<<<<

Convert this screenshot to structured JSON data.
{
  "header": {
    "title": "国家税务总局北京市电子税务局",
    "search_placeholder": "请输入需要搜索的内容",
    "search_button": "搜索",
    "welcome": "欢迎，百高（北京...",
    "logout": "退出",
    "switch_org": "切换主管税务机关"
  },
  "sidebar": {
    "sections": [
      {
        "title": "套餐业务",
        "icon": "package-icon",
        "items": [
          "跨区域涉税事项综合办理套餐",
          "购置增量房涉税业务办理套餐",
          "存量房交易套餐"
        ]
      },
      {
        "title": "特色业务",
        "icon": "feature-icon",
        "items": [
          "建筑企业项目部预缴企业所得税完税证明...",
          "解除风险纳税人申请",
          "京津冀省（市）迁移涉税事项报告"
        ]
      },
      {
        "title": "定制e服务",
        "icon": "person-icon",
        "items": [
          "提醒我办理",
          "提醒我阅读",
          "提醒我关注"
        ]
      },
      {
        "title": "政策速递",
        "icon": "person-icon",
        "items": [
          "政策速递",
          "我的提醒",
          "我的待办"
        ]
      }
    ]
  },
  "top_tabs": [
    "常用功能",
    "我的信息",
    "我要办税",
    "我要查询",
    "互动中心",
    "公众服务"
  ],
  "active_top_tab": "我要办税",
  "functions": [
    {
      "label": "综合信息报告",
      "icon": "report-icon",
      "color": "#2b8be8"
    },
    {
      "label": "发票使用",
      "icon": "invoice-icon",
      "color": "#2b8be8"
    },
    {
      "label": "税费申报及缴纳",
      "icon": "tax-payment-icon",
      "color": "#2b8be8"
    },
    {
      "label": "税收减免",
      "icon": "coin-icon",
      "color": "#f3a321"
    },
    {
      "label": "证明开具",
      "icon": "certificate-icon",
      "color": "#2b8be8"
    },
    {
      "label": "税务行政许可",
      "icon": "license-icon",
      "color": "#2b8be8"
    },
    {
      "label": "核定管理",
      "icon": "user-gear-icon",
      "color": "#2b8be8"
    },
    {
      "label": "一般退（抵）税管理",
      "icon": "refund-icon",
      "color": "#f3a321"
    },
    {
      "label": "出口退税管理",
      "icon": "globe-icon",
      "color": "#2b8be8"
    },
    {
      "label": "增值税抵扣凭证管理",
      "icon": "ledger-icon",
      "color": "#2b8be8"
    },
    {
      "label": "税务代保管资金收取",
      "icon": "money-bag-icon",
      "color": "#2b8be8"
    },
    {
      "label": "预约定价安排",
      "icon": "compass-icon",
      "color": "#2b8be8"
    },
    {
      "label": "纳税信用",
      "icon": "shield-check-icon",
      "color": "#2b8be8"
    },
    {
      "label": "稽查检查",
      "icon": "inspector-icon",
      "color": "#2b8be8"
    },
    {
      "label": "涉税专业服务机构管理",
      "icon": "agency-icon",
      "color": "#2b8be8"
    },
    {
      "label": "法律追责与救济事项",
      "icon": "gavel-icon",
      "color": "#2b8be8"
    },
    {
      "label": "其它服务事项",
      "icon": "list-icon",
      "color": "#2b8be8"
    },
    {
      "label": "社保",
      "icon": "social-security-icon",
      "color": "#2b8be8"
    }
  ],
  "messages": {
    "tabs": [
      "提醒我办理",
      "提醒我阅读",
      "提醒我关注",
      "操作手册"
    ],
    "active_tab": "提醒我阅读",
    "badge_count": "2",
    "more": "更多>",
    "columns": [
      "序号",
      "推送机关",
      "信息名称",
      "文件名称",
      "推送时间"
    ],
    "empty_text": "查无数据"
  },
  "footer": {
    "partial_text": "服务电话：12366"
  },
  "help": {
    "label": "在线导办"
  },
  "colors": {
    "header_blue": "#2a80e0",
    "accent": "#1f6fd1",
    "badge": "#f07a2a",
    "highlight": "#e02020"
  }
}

>>>>

Copy out all of the records shown above exactly.

Convert this screenshot to structured JSON data.
{
  "header": {
    "title": "国家税务总局北京市电子税务局",
    "search_placeholder": "请输入需要搜索的内容",
    "search_button": "搜索",
    "welcome": "欢迎，百高（北京...",
    "logout": "退出",
    "switch_org": "切换主管税务机关"
  },
  "sidebar": {
    "sections": [
      {
        "title": "套餐业务",
        "icon": "package-icon",
        "items": [
          "跨区域涉税事项综合办理套餐",
          "购置增量房涉税业务办理套餐",
          "存量房交易套餐"
        ]
      },
      {
        "title": "特色业务",
        "icon": "feature-icon",
        "items": [
          "建筑企业项目部预缴企业所得税完税证明...",
          "解除风险纳税人申请",
          "京津冀省（市）迁移涉税事项报告"
        ]
      },
      {
        "title": "定制e服务",
        "icon": "person-icon",
        "items": [
          "提醒我办理",
          "提醒我阅读",
          "提醒我关注"
        ]
      },
      {
        "title": "政策速递",
        "icon": "person-icon",
        "items": [
          "政策速递",
          "我的提醒",
          "我的待办"
        ]
      }
    ]
  },
  "top_tabs": [
    "常用功能",
    "我的信息",
    "我要办税",
    "我要查询",
    "互动中心",
    "公众服务"
  ],
  "active_top_tab": "我要办税",
  "functions": [
    {
      "label": "综合信息报告",
      "icon": "report-icon",
      "color": "#2b8be8"
    },
    {
      "label": "发票使用",
      "icon": "invoice-icon",
      "color": "#2b8be8"
    },
    {
      "label": "税费申报及缴纳",
      "icon": "tax-payment-icon",
      "color": "#2b8be8"
    },
    {
      "label": "税收减免",
      "icon": "coin-icon",
      "color": "#f3a321"
    },
    {
      "label": "证明开具",
      "icon": "certificate-icon",
      "color": "#2b8be8"
    },
    {
      "label": "税务行政许可",
      "icon": "license-icon",
      "color": "#2b8be8"
    },
    {
      "label": "核定管理",
      "icon": "user-gear-icon",
      "color": "#2b8be8"
    },
    {
      "label": "一般退（抵）税管理",
      "icon": "refund-icon",
      "color": "#f3a321"
    },
    {
      "label": "出口退税管理",
      "icon": "globe-icon",
      "color": "#2b8be8"
    },
    {
      "label": "增值税抵扣凭证管理",
      "icon": "ledger-icon",
      "color": "#2b8be8"
    },
    {
      "label": "税务代保管资金收取",
      "icon": "money-bag-icon",
      "color": "#2b8be8"
    },
    {
      "label": "预约定价安排",
      "icon": "compass-icon",
      "color": "#2b8be8"
    },
    {
      "label": "纳税信用",
      "icon": "shield-check-icon",
      "color": "#2b8be8"
    },
    {
      "label": "稽查检查",
      "icon": "inspector-icon",
      "color": "#2b8be8"
    },
    {
      "label": "涉税专业服务机构管理",
      "icon": "agency-icon",
      "color": "#2b8be8"
    },
    {
      "label": "法律追责与救济事项",
      "icon": "gavel-icon",
      "color": "#2b8be8"
    },
    {
      "label": "其它服务事项",
      "icon": "list-icon",
      "color": "#2b8be8"
    },
    {
      "label": "社保",
      "icon": "social-security-icon",
      "color": "#2b8be8"
    }
  ],
  "messages": {
    "tabs": [
      "提醒我办理",
      "提醒我阅读",
      "提醒我关注",
      "操作手册"
    ],
    "active_tab": "提醒我阅读",
    "badge_count": "2",
    "more": "更多>",
    "columns": [
      "序号",
      "推送机关",
      "信息名称",
      "文件名称",
      "推送时间"
    ],
    "empty_text": "查无数据"
  },
  "footer": {
    "partial_text": "服务电话：12366"
  },
  "help": {
    "label": "在线导办"
  },
  "colors": {
    "header_blue": "#2a80e0",
    "accent": "#1f6fd1",
    "badge": "#f07a2a",
    "highlight": "#e02020"
  }
}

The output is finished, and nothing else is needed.